» WHAT YOU NEED TO DO: Set the following entries down again exactly, line by line.

[Entries with figure data]
########

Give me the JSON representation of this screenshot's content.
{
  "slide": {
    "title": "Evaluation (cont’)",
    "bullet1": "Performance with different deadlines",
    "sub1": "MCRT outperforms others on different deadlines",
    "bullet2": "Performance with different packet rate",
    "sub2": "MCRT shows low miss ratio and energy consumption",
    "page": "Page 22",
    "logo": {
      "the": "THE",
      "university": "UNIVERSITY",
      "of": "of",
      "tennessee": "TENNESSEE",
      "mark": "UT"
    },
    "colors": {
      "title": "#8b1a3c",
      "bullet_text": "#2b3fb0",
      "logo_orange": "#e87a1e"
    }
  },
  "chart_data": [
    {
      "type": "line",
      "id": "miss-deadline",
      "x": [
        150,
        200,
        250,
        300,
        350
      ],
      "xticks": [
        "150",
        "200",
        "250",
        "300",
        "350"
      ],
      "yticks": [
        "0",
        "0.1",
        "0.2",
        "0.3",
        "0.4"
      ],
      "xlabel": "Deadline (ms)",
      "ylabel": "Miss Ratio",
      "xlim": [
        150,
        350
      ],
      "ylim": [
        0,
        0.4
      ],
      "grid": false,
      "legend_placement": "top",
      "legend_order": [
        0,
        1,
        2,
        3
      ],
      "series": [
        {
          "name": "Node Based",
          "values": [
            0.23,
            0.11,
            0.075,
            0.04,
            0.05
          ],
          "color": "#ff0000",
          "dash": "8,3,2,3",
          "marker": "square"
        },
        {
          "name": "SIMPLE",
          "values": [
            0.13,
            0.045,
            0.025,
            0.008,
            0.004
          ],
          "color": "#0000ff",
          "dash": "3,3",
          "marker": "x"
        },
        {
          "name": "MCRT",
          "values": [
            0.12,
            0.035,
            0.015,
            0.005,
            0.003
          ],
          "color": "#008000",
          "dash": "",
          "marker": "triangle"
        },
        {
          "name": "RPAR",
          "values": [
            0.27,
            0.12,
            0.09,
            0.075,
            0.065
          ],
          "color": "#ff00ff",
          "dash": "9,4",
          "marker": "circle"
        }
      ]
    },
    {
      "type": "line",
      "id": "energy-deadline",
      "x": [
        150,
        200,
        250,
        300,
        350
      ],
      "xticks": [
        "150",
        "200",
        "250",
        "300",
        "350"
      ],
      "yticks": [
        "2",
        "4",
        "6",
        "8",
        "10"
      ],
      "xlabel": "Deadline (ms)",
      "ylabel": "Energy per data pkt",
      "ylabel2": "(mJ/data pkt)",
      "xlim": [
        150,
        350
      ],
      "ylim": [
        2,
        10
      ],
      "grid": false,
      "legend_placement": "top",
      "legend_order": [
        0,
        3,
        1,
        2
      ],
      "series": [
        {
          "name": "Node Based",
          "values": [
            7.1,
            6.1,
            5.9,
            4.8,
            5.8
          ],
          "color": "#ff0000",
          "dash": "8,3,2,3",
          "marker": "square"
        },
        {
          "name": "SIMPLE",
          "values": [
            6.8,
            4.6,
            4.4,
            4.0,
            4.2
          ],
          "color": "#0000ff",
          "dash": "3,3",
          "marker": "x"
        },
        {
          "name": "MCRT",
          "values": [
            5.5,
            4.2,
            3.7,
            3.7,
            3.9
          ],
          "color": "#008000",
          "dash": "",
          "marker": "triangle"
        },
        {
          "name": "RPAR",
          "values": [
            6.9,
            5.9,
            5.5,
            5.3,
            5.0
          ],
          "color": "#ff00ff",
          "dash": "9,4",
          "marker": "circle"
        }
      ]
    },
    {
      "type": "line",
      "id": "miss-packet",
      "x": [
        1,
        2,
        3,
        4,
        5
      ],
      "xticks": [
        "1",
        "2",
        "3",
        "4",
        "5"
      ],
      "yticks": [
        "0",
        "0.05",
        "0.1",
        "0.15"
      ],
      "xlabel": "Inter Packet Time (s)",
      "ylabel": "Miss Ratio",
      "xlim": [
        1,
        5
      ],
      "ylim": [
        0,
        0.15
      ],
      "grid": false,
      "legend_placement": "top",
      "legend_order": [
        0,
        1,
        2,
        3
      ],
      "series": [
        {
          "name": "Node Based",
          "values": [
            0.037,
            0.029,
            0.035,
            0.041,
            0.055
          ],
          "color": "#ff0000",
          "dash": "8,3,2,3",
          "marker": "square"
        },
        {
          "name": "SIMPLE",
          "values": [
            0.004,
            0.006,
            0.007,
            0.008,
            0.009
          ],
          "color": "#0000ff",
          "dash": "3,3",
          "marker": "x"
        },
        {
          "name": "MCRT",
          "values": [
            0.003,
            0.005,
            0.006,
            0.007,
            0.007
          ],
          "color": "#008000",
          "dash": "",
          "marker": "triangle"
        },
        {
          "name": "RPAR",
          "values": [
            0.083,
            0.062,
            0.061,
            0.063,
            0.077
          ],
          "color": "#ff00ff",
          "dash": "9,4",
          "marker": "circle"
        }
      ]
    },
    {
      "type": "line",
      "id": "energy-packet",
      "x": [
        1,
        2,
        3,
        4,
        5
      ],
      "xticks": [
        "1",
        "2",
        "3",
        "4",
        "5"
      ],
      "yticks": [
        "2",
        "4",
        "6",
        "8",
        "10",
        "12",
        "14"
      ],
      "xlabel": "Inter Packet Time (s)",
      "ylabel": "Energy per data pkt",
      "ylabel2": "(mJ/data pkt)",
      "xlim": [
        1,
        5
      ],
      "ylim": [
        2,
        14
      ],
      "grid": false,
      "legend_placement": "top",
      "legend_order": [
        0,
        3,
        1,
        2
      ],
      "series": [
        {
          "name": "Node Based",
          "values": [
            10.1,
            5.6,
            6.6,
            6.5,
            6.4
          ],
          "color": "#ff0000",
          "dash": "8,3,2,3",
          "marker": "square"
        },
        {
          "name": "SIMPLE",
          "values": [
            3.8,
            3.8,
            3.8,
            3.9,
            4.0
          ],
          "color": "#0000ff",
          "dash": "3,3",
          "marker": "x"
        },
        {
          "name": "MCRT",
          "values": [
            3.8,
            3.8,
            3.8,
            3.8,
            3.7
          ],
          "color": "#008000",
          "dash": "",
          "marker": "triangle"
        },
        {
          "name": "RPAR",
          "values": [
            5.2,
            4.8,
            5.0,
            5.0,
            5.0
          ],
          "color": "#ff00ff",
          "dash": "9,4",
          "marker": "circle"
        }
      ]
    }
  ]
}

########

» ANSWER TO THE TASK:
Give me the JSON representation of this screenshot's content.
{
  "slide": {
    "title": "Evaluation (cont’)",
    "bullet1": "Performance with different deadlines",
    "sub1": "MCRT outperforms others on different deadlines",
    "bullet2": "Performance with different packet rate",
    "sub2": "MCRT shows low miss ratio and energy consumption",
    "page": "Page 22",
    "logo": {
      "the": "THE",
      "university": "UNIVERSITY",
      "of": "of",
      "tennessee": "TENNESSEE",
      "mark": "UT"
    },
    "colors": {
      "title": "#8b1a3c",
      "bullet_text": "#2b3fb0",
      "logo_orange": "#e87a1e"
    }
  },
  "chart_data": [
    {
      "type": "line",
      "id": "miss-deadline",
      "x": [
        150,
        200,
        250,
        300,
        350
      ],
      "xticks": [
        "150",
        "200",
        "250",
        "300",
        "350"
      ],
      "yticks": [
        "0",
        "0.1",
        "0.2",
        "0.3",
        "0.4"
      ],
      "xlabel": "Deadline (ms)",
      "ylabel": "Miss Ratio",
      "xlim": [
        150,
        350
      ],
      "ylim": [
        0,
        0.4
      ],
      "grid": false,
      "legend_placement": "top",
      "legend_order": [
        0,
        1,
        2,
        3
      ],
      "series": [
        {
          "name": "Node Based",
          "values": [
            0.23,
            0.11,
            0.075,
            0.04,
            0.05
          ],
          "color": "#ff0000",
          "dash": "8,3,2,3",
          "marker": "square"
        },
        {
          "name": "SIMPLE",
          "values": [
            0.13,
            0.045,
            0.025,
            0.008,
            0.004
          ],
          "color": "#0000ff",
          "dash": "3,3",
          "marker": "x"
        },
        {
          "name": "MCRT",
          "values": [
            0.12,
            0.035,
            0.015,
            0.005,
            0.003
          ],
          "color": "#008000",
          "dash": "",
          "marker": "triangle"
        },
        {
          "name": "RPAR",
          "values": [
            0.27,
            0.12,
            0.09,
            0.075,
            0.065
          ],
          "color": "#ff00ff",
          "dash": "9,4",
          "marker": "circle"
        }
      ]
    },
    {
      "type": "line",
      "id": "energy-deadline",
      "x": [
        150,
        200,
        250,
        300,
        350
      ],
      "xticks": [
        "150",
        "200",
        "250",
        "300",
        "350"
      ],
      "yticks": [
        "2",
        "4",
        "6",
        "8",
        "10"
      ],
      "xlabel": "Deadline (ms)",
      "ylabel": "Energy per data pkt",
      "ylabel2": "(mJ/data pkt)",
      "xlim": [
        150,
        350
      ],
      "ylim": [
        2,
        10
      ],
      "grid": false,
      "legend_placement": "top",
      "legend_order": [
        0,
        3,
        1,
        2
      ],
      "series": [
        {
          "name": "Node Based",
          "values": [
            7.1,
            6.1,
            5.9,
            4.8,
            5.8
          ],
          "color": "#ff0000",
          "dash": "8,3,2,3",
          "marker": "square"
        },
        {
          "name": "SIMPLE",
          "values": [
            6.8,
            4.6,
            4.4,
            4.0,
            4.2
          ],
          "color": "#0000ff",
          "dash": "3,3",
          "marker": "x"
        },
        {
          "name": "MCRT",
          "values": [
            5.5,
            4.2,
            3.7,
            3.7,
            3.9
          ],
          "color": "#008000",
          "dash": "",
          "marker": "triangle"
        },
        {
          "name": "RPAR",
          "values": [
            6.9,
            5.9,
            5.5,
            5.3,
            5.0
          ],
          "color": "#ff00ff",
          "dash": "9,4",
          "marker": "circle"
        }
      ]
    },
    {
      "type": "line",
      "id": "miss-packet",
      "x": [
        1,
        2,
        3,
        4,
        5
      ],
      "xticks": [
        "1",
        "2",
        "3",
        "4",
        "5"
      ],
      "yticks": [
        "0",
        "0.05",
        "0.1",
        "0.15"
      ],
      "xlabel": "Inter Packet Time (s)",
      "ylabel": "Miss Ratio",
      "xlim": [
        1,
        5
      ],
      "ylim": [
        0,
        0.15
      ],
      "grid": false,
      "legend_placement": "top",
      "legend_order": [
        0,
        1,
        2,
        3
      ],
      "series": [
        {
          "name": "Node Based",
          "values": [
            0.037,
            0.029,
            0.035,
            0.041,
            0.055
          ],
          "color": "#ff0000",
          "dash": "8,3,2,3",
          "marker": "square"
        },
        {
          "name": "SIMPLE",
          "values": [
            0.004,
            0.006,
            0.007,
            0.008,
            0.009
          ],
          "color": "#0000ff",
          "dash": "3,3",
          "marker": "x"
        },
        {
          "name": "MCRT",
          "values": [
            0.003,
            0.005,
            0.006,
            0.007,
            0.007
          ],
          "color": "#008000",
          "dash": "",
          "marker": "triangle"
        },
        {
          "name": "RPAR",
          "values": [
            0.083,
            0.062,
            0.061,
            0.063,
            0.077
          ],
          "color": "#ff00ff",
          "dash": "9,4",
          "marker": "circle"
        }
      ]
    },
    {
      "type": "line",
      "id": "energy-packet",
      "x": [
        1,
        2,
        3,
        4,
        5
      ],
      "xticks": [
        "1",
        "2",
        "3",
        "4",
        "5"
      ],
      "yticks": [
        "2",
        "4",
        "6",
        "8",
        "10",
        "12",
        "14"
      ],
      "xlabel": "Inter Packet Time (s)",
      "ylabel": "Energy per data pkt",
      "ylabel2": "(mJ/data pkt)",
      "xlim": [
        1,
        5
      ],
      "ylim": [
        2,
        14
      ],
      "grid": false,
      "legend_placement": "top",
      "legend_order": [
        0,
        3,
        1,
        2
      ],
      "series": [
        {
          "name": "Node Based",
          "values": [
            10.1,
            5.6,
            6.6,
            6.5,
            6.4
          ],
          "color": "#ff0000",
          "dash": "8,3,2,3",
          "marker": "square"
        },
        {
          "name": "SIMPLE",
          "values": [
            3.8,
            3.8,
            3.8,
            3.9,
            4.0
          ],
          "color": "#0000ff",
          "dash": "3,3",
          "marker": "x"
        },
        {
          "name": "MCRT",
          "values": [
            3.8,
            3.8,
            3.8,
            3.8,
            3.7
          ],
          "color": "#008000",
          "dash": "",
          "marker": "triangle"
        },
        {
          "name": "RPAR",
          "values": [
            5.2,
            4.8,
            5.0,
            5.0,
            5.0
          ],
          "color": "#ff00ff",
          "dash": "9,4",
          "marker": "circle"
        }
      ]
    }
  ]
}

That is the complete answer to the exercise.